My confidence is on the rise while I care less and less about unimportant things. I can better sort through what is and isn't important now. I deal with unpleasantness calmly.
I still have energy to pursue my passions. And if you've been here before, you know I have quite a few of those.
Yes, there is a lot more that I have to do before I'll be where I want to be with my writing and other creative pursuits, but most things don't feel so impossible anymore.
I catch myself smiling more than I have in decades. That's quite motivating and assuring about the path I'm on.
That path absolutely includes my creative projects like my novels. I spent part of this week learning to use Scrivener better to help me finish the editing of Sparker. I'm very much someone who adds more layers to my projects as I go. I don't have it all planned out from the get go. I grow along with my stories. Tweaking the appearance and making use of some elements like the outliner is helping me find the parts that need work.
I also returned to online dating this week. I'm not getting my hopes up as I've had a lot of disappointments in that realm whether in-person or online. But I'm trying anyway because I won't meet anyone by doing nothing. At least I could choose women who were in the right stage of life and had similar interests. Time will tell on this front. I genuinely hate filling out these profiles because it's so hard to give a good synopsis of who I am when I am passionate about so many things.

Exercise goal -
Can you continue the blog post about growing confidence, editing Sparker, and online dating from its last sentence? The rows after this note have nothing to do with the blog post.

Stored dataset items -

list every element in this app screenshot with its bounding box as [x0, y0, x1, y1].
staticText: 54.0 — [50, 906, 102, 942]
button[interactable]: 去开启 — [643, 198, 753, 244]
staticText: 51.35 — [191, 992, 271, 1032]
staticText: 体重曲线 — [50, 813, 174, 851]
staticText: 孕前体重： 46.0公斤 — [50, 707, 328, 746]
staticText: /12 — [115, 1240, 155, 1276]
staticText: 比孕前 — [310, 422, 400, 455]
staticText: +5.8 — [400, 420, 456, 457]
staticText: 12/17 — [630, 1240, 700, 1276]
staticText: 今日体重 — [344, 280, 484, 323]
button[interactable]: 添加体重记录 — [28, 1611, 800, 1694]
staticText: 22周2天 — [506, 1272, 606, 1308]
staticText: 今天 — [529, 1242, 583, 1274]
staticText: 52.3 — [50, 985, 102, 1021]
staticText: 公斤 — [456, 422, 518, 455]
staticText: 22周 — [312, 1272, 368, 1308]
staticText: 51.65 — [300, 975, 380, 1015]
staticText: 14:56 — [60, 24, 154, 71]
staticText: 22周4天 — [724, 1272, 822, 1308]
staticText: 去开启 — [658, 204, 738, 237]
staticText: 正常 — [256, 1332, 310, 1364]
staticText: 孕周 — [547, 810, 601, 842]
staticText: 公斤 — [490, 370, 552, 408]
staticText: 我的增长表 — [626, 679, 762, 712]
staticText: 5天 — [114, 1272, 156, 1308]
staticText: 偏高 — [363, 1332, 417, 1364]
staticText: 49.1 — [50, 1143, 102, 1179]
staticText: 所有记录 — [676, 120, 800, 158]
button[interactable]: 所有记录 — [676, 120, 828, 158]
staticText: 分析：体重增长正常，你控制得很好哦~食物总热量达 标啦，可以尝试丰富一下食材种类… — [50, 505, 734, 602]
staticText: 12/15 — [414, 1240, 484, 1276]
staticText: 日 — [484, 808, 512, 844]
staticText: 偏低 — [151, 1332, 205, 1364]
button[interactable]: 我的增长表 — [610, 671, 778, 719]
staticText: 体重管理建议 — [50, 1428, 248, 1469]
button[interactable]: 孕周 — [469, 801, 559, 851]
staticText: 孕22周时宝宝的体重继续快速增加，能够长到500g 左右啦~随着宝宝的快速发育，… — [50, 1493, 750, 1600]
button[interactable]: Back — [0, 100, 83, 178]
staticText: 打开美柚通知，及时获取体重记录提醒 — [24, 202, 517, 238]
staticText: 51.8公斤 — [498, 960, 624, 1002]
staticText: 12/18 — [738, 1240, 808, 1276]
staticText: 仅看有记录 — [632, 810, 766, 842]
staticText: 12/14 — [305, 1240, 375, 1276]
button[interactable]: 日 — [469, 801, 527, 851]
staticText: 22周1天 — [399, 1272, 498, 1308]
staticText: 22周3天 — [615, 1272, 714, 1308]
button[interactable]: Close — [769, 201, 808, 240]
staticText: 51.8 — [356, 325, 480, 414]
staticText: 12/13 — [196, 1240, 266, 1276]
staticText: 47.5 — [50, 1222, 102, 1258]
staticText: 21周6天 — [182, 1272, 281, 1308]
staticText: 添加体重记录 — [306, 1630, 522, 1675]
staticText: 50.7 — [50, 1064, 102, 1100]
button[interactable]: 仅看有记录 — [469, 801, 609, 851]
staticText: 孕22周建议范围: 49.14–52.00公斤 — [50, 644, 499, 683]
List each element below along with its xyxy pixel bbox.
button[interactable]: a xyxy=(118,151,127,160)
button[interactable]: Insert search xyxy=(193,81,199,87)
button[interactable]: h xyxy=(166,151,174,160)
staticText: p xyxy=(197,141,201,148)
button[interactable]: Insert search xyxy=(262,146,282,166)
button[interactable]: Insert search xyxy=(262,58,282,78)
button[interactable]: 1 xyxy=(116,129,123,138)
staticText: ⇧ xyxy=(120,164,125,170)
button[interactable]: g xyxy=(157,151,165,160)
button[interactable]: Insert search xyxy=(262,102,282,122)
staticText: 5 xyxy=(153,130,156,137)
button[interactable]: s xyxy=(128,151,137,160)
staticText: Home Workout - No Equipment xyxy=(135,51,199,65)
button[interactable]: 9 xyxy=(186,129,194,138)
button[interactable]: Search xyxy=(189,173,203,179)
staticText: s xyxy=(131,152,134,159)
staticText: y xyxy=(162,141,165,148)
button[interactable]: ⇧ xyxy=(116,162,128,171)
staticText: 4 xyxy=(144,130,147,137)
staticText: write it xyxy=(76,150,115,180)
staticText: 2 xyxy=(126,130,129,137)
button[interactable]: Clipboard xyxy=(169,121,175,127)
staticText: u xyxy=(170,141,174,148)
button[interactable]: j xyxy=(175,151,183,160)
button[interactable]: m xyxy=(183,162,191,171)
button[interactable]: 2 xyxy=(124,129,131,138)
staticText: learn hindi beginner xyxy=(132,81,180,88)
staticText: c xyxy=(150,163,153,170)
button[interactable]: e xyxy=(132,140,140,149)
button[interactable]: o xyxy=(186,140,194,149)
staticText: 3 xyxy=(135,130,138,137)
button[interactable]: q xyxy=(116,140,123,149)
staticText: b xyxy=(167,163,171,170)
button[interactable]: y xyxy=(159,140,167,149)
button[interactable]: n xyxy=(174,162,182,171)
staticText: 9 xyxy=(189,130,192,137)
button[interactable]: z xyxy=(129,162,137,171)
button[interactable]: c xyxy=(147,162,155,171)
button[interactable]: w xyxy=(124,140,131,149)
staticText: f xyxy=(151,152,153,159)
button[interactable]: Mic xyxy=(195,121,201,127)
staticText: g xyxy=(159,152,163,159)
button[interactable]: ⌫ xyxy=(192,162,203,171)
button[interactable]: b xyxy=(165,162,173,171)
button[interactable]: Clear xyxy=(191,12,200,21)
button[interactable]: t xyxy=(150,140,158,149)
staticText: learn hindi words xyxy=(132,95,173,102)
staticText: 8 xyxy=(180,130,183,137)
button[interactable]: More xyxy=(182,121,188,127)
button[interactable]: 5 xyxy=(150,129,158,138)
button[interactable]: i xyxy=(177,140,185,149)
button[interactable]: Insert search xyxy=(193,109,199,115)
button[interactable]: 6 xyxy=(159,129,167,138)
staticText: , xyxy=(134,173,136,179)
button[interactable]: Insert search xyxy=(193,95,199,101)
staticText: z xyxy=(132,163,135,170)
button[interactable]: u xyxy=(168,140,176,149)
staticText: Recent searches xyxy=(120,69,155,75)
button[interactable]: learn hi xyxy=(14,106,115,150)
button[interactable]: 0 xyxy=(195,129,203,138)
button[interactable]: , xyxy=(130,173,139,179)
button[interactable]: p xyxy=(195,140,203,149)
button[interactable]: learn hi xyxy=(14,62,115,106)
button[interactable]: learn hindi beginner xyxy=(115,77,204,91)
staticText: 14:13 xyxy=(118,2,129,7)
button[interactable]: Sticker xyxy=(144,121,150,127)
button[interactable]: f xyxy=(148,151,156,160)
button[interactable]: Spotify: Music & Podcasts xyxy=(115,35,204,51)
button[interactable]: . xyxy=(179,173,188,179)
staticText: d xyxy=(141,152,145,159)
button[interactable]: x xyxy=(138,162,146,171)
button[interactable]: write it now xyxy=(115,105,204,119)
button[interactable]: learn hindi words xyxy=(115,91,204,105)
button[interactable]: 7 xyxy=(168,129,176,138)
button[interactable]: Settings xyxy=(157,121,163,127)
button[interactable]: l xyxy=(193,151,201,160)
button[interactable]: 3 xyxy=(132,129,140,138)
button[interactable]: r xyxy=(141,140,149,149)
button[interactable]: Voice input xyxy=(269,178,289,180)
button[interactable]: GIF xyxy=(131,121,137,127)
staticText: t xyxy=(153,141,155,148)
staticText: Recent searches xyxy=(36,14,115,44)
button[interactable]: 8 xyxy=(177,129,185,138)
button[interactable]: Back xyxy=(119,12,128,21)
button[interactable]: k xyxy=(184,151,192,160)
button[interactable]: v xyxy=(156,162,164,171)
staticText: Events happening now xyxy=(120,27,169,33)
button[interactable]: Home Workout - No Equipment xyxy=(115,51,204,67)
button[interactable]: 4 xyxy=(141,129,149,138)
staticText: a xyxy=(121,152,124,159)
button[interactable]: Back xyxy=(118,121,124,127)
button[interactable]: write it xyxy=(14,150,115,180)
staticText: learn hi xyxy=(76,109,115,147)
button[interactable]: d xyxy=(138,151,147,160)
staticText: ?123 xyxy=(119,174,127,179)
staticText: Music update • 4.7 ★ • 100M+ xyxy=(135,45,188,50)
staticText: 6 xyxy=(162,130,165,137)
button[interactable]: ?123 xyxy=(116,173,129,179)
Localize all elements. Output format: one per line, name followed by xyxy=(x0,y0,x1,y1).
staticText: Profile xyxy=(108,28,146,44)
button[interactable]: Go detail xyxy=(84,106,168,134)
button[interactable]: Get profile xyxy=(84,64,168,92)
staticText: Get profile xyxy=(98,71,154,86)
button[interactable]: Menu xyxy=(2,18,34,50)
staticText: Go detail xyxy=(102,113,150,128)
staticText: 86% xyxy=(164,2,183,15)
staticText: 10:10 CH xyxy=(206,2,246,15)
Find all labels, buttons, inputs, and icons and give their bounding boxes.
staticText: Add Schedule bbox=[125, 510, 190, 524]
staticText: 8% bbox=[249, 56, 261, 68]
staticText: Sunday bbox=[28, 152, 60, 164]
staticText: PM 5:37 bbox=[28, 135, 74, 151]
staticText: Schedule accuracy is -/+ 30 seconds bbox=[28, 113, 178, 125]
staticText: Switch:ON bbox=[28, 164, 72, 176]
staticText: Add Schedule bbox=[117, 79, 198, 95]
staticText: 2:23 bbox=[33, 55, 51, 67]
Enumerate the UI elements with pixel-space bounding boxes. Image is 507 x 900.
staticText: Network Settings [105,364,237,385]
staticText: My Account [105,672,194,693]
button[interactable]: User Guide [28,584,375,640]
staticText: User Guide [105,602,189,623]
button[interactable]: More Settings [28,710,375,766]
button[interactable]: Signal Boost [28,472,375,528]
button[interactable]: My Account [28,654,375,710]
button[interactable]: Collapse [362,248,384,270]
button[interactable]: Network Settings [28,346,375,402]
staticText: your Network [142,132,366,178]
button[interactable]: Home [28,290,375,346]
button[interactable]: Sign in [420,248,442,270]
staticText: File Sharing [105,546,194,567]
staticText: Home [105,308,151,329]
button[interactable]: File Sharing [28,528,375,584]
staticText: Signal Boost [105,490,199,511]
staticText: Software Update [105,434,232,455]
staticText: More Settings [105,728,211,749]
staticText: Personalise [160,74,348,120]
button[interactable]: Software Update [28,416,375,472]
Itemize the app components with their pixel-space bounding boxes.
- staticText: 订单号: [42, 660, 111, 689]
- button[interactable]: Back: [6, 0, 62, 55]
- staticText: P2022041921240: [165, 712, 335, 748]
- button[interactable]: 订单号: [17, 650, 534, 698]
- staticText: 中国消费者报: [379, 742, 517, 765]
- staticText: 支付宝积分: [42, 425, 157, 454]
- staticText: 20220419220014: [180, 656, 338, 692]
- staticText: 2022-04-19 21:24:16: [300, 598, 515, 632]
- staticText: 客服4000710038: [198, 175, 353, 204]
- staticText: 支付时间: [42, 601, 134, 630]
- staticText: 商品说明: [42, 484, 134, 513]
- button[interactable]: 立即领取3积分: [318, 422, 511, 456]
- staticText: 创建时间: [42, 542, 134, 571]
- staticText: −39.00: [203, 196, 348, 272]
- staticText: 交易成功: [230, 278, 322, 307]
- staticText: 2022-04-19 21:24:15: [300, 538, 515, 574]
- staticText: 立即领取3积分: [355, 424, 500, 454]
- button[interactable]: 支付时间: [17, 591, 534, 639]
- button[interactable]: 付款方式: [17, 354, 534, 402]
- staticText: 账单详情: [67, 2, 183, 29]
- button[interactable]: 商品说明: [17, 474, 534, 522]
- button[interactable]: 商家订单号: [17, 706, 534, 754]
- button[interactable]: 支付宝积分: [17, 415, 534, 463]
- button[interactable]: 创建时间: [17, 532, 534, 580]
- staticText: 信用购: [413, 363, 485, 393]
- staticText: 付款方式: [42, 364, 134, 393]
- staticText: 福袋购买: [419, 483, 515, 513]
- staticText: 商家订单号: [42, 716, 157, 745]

Answer to this exercise -
I spent a lot of this week quite exhausted from the previous one. 2023 Capital Pride was part of that. It had me so emotional this year. I was getting sore as I waited for the parade to get moving. Pavement and concrete are always more painful for me than other walking surfaces. What I realized is that the march is supposed to be painful to a degree. I was feeling a tiny fraction of what trail-blazing queers felt and endured before me as they protested for the rights we are now fighting to keep. This year, I felt more connected to the past and to the present queer community.
As I headed into the long weekend, I was sad that softball is almost over. The date for the athletic banquet was announced. I'm so happy that I was a part of Smack That. I even look upon orange with love instead of hate now.